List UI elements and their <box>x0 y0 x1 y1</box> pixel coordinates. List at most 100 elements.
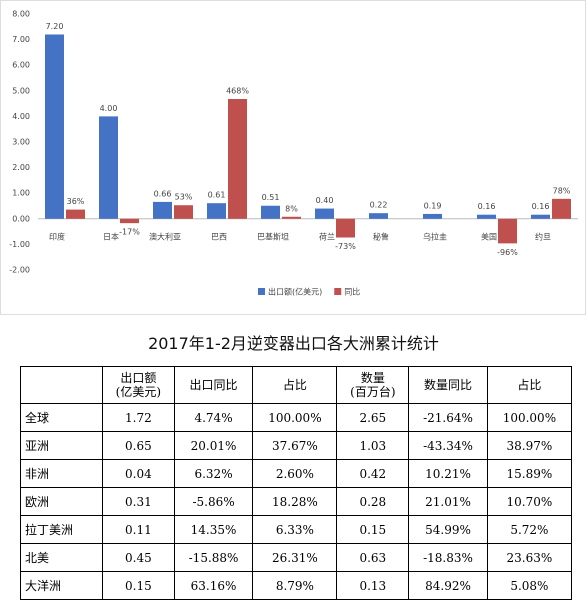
data-label: 0.51 <box>262 193 280 202</box>
table-row: 非洲 0.04 6.32% 2.60% 0.42 10.21% 15.89% <box>20 459 573 488</box>
header-cell: 数量 (百万台) <box>336 366 410 404</box>
header-text: (亿美元) <box>115 385 162 399</box>
y-tick-label: 6.00 <box>12 61 30 70</box>
bar <box>261 205 280 219</box>
bar <box>282 216 301 219</box>
header-cell: 出口同比 <box>173 366 254 404</box>
table-cell: 拉丁美洲 <box>20 515 103 544</box>
table-cell: 0.28 <box>336 487 410 516</box>
data-label: -17% <box>119 228 140 237</box>
table-cell: -18.83% <box>408 543 488 572</box>
data-label: 78% <box>553 186 571 195</box>
table-cell: 0.13 <box>336 571 410 600</box>
bar <box>552 198 571 219</box>
header-text: 出口同比 <box>189 378 238 392</box>
table-cell: 8.79% <box>252 571 338 600</box>
table-cell: 6.32% <box>173 459 254 488</box>
header-text: 数量同比 <box>423 378 472 392</box>
table-cell: 北美 <box>20 543 103 572</box>
chart: -2.00 -1.00 0.00 1.00 2.00 3.00 4.00 5.00 6.00 7.… <box>0 0 586 315</box>
header-cell: 出口额 (亿美元) <box>102 366 175 404</box>
table-cell: 1.03 <box>336 431 410 460</box>
table-title: 2017年1-2月逆变器出口各大洲累计统计 <box>148 334 439 353</box>
table-cell: 4.74% <box>173 403 254 432</box>
y-tick-label: 2.00 <box>12 163 30 172</box>
x-tick-label: 巴基斯坦 <box>257 231 289 241</box>
table-cell: 非洲 <box>20 459 103 488</box>
data-label: 0.19 <box>424 201 442 210</box>
y-tick-label: 5.00 <box>12 86 30 95</box>
y-tick-label: -1.00 <box>9 240 30 249</box>
table-cell: 26.31% <box>252 543 338 572</box>
header-text: 数量 <box>360 371 385 385</box>
x-tick-label: 乌拉圭 <box>423 231 447 241</box>
x-tick-label: 美国 <box>481 231 497 241</box>
table-cell: 大洋洲 <box>20 571 103 600</box>
table-cell: 5.08% <box>486 571 573 600</box>
table-row: 拉丁美洲 0.11 14.35% 6.33% 0.15 54.99% 5.72% <box>20 515 573 544</box>
data-label: -73% <box>335 242 356 251</box>
data-label: 0.61 <box>208 191 226 200</box>
table-row: 欧洲 0.31 -5.86% 18.28% 0.28 21.01% 10.70% <box>20 487 573 516</box>
table-cell: 54.99% <box>408 515 488 544</box>
table-cell: 亚洲 <box>20 431 103 460</box>
table-cell: 100.00% <box>252 403 338 432</box>
legend-label: 出口额(亿美元) <box>268 287 322 297</box>
header-text: 出口额 <box>120 371 157 385</box>
table-cell: 21.01% <box>408 487 488 516</box>
data-label: 4.00 <box>100 104 118 113</box>
bar <box>369 213 388 219</box>
x-tick-label: 日本 <box>103 231 119 241</box>
bar <box>531 214 550 219</box>
header-text: (百万台) <box>350 385 396 399</box>
table-cell: 14.35% <box>173 515 254 544</box>
data-label: -96% <box>497 248 518 257</box>
table-cell: 100.00% <box>486 403 573 432</box>
table-cell: 0.04 <box>102 459 175 488</box>
table-cell: 全球 <box>20 403 103 432</box>
bar <box>174 205 193 219</box>
table-cell: 20.01% <box>173 431 254 460</box>
y-tick-label: 8.00 <box>12 10 30 19</box>
table-cell: 10.70% <box>486 487 573 516</box>
chart-frame <box>0 0 586 315</box>
table-cell: 18.28% <box>252 487 338 516</box>
table-cell: 5.72% <box>486 515 573 544</box>
table-cell: -5.86% <box>173 487 254 516</box>
table-cell: 23.63% <box>486 543 573 572</box>
data-label: 0.40 <box>316 196 334 205</box>
table-cell: 0.42 <box>336 459 410 488</box>
data-label: 0.16 <box>478 202 496 211</box>
y-tick-label: 1.00 <box>12 189 30 198</box>
table-cell: 15.89% <box>486 459 573 488</box>
table-row: 北美 0.45 -15.88% 26.31% 0.63 -18.83% 23.63% <box>20 543 573 572</box>
table-cell: -43.34% <box>408 431 488 460</box>
table-cell: 0.11 <box>102 515 175 544</box>
table-row: 亚洲 0.65 20.01% 37.67% 1.03 -43.34% 38.97% <box>20 431 573 460</box>
y-tick-label: 3.00 <box>12 138 30 147</box>
data-label: 468% <box>226 86 249 95</box>
x-tick-label: 荷兰 <box>319 231 335 241</box>
table-cell: 0.15 <box>336 515 410 544</box>
table-cell: 0.15 <box>102 571 175 600</box>
bar <box>45 34 64 219</box>
table-cell: 38.97% <box>486 431 573 460</box>
table-cell: 0.65 <box>102 431 175 460</box>
y-tick-label: 7.00 <box>12 35 30 44</box>
header-text: 占比 <box>282 378 307 392</box>
table-row: 大洋洲 0.15 63.16% 8.79% 0.13 84.92% 5.08% <box>20 571 573 600</box>
bar <box>423 213 442 219</box>
table-cell: 0.63 <box>336 543 410 572</box>
table-cell: 欧洲 <box>20 487 103 516</box>
bar <box>498 218 517 244</box>
table-cell: 0.45 <box>102 543 175 572</box>
header-text: 占比 <box>517 378 542 392</box>
table-row: 全球 1.72 4.74% 100.00% 2.65 -21.64% 100.00% <box>20 403 573 432</box>
bar <box>477 214 496 219</box>
table-cell: 10.21% <box>408 459 488 488</box>
bar <box>99 116 118 219</box>
data-label: 0.66 <box>154 189 172 198</box>
table: 出口额 (亿美元) 出口同比 占比 数量 (百万台) 数量同比 占比全球 1.72 4.74% 10… <box>20 366 573 600</box>
y-tick-label: 0.00 <box>12 214 30 223</box>
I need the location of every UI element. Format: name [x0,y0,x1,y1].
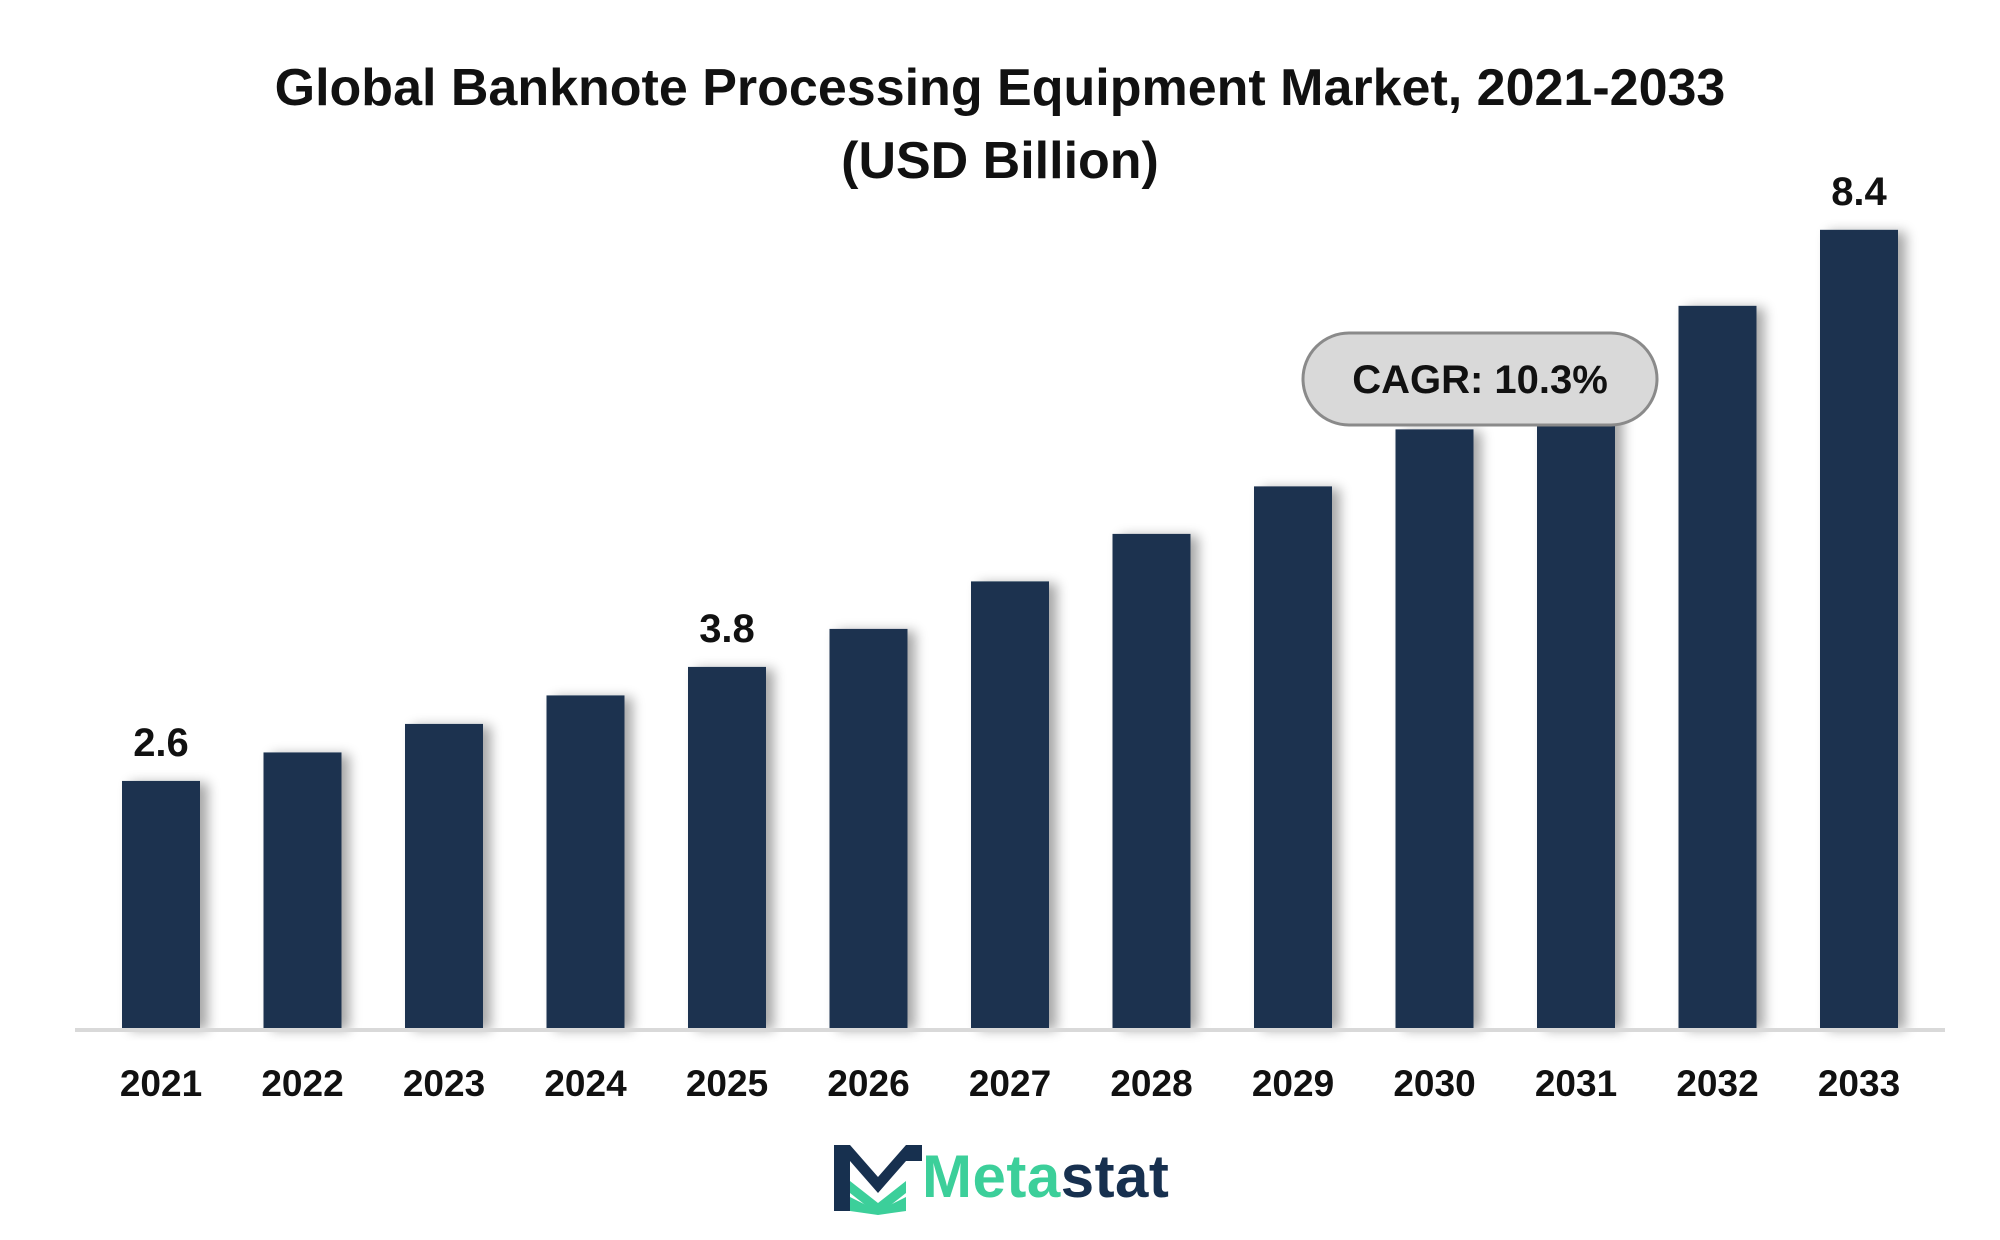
bar-2022 [263,752,342,1028]
x-tick-2031: 2031 [1535,1063,1617,1104]
x-tick-2028: 2028 [1110,1063,1192,1104]
logo-prefix: Meta [922,1142,1061,1210]
x-tick-2021: 2021 [120,1063,202,1104]
data-label-2021: 2.6 [133,721,189,765]
metastat-m-logo-icon [834,1145,922,1215]
bar-2025 [688,666,766,1028]
x-tick-2023: 2023 [403,1063,485,1104]
x-tick-2030: 2030 [1393,1063,1475,1104]
x-tick-2033: 2033 [1818,1063,1900,1104]
data-label-2025: 3.8 [699,607,755,651]
x-tick-labels: 2021 2022 2023 2024 2025 2026 2027 2028 2029 2030… [120,1063,1900,1104]
metastat-logo: Metastat [828,1136,1169,1216]
chart-title: Global Banknote Processing Equipment Mar… [274,59,1726,117]
bar-2023 [405,723,483,1028]
x-tick-2029: 2029 [1252,1063,1334,1104]
x-tick-2024: 2024 [544,1063,627,1104]
x-tick-2026: 2026 [827,1063,909,1104]
x-tick-2025: 2025 [686,1063,768,1104]
bar-2028 [1112,533,1191,1028]
bar-2026 [829,628,908,1028]
bar-2033 [1820,229,1898,1028]
metastat-wordmark: Metastat [922,1142,1169,1211]
bar-2031 [1537,372,1615,1028]
bar-2029 [1254,486,1332,1029]
cagr-label: CAGR: 10.3% [1352,358,1608,402]
bar-2024 [546,695,625,1028]
x-tick-2032: 2032 [1676,1063,1758,1104]
bars-layer [122,229,1898,1029]
data-labels: 2.6 3.8 8.4 [133,170,1887,765]
bar-2021 [122,780,200,1028]
chart-subtitle: (USD Billion) [841,132,1159,190]
logo-suffix: stat [1060,1142,1170,1210]
cagr-callout: CAGR: 10.3% [1301,331,1659,427]
chart-title-block: Global Banknote Processing Equipment Mar… [0,52,2000,198]
data-label-2033: 8.4 [1831,170,1887,214]
x-tick-2027: 2027 [969,1063,1051,1104]
bar-2027 [971,581,1049,1028]
bar-2032 [1678,305,1757,1028]
bar-2030 [1395,429,1474,1028]
x-tick-2022: 2022 [261,1063,343,1104]
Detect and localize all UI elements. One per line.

##########

> PROBLEM REQUIREMENTS
Copy out the lines from the one containing "bar-2022 [263,752,342,1028]" through the one containing "x-tick-2023: 2023 [403,1063,485,1104]", inclusive, reproducing each exactly.

> SOLUTION
bar-2022 [263,752,342,1028]
x-tick-2031: 2031 [1535,1063,1617,1104]
x-tick-2028: 2028 [1110,1063,1192,1104]
logo-prefix: Meta [922,1142,1061,1210]
x-tick-2021: 2021 [120,1063,202,1104]
data-label-2021: 2.6 [133,721,189,765]
metastat-m-logo-icon [834,1145,922,1215]
bar-2025 [688,666,766,1028]
x-tick-2023: 2023 [403,1063,485,1104]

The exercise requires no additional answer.